Text passage:
1. Oct 13, 2006

### Checkfate

Hi,

I am trying to prove $$\frac{tanx+1}{tanx-1}=\frac{secx+cscx}{secx-cscx}$$

I am working on the right side and trying to get it to the same form as the left side.

I get to $$\frac{1+2sinxcosx}{sin^{2}x-cos^{2}x}$$ which I COULD apply the fact that sin2x=2sinxcosx as well as cos^2x-sin^2x=cos2x (after multiplying both top and bottom by -1) but that gets me to

$$\frac{-Sin(2x)-1}{cos(2x)}$$ which looks completely useless!

Anyone see something I don't? Just point me in the right direction :) Thanks again

2. Oct 13, 2006

### Checkfate

oh my god why didn't I see that! lol. I was looking at that step ( I had the exact same work shown) and thought that was an important step, but dividing by cos x just never popped into my head, lol. Anyways, thanks a ton :).

3. Oct 13, 2006

### HallsofIvy

Actually, starting from
$$\frac{tanx+1}{tanx-1}=\frac{secx+cscx}{secx-cscx}$$
and multiplying the numerator and denominator of the right side by sin x gives the result immediately.

4. Oct 13, 2006

### Checkfate

lol, how do you see this stuff? I don't even start thinking about solving it until at least the 3rd step. Maybe I answered my own question here... lol :)

Thanks to both of you, I am going to start looking for a way to immediately put it into the desired form at EVERY step from now on.

Last edited: Oct 13, 2006

Given material:
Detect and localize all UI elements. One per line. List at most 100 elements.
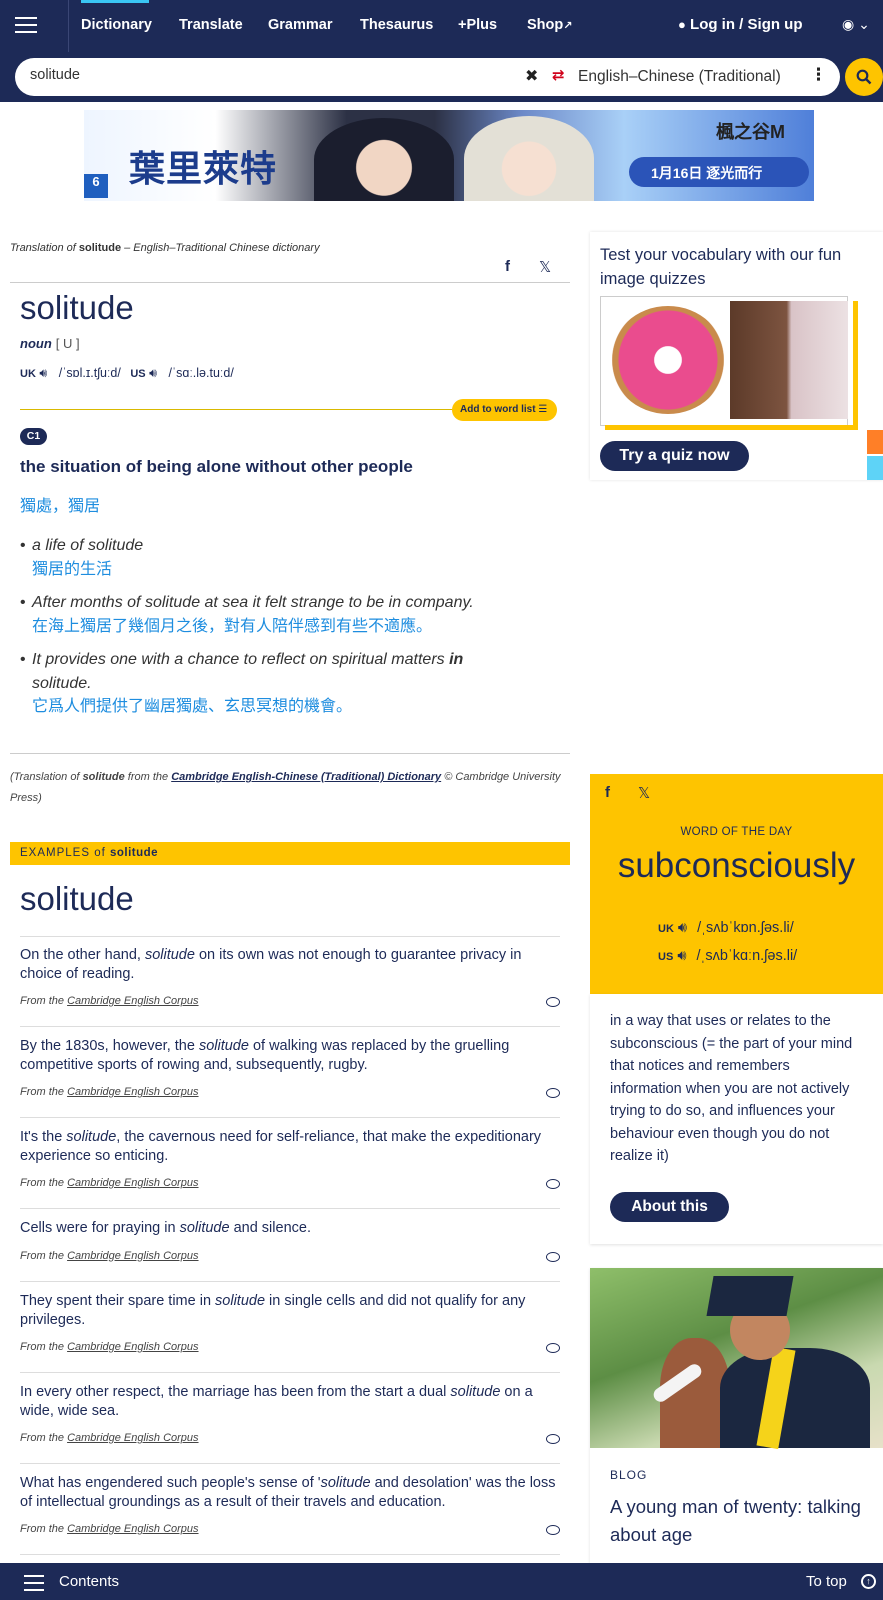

Required task: Reproduce the part of the forum thread on the trigonometric identity that starts at "I am trying" and ends at "looks completely useless!", copying it word for word.

Task output:
I am trying to prove $$\frac{tanx+1}{tanx-1}=\frac{secx+cscx}{secx-cscx}$$

I am working on the right side and trying to get it to the same form as the left side.

I get to $$\frac{1+2sinxcosx}{sin^{2}x-cos^{2}x}$$ which I COULD apply the fact that sin2x=2sinxcosx as well as cos^2x-sin^2x=cos2x (after multiplying both top and bottom by -1) but that gets me to

$$\frac{-Sin(2x)-1}{cos(2x)}$$ which looks completely useless!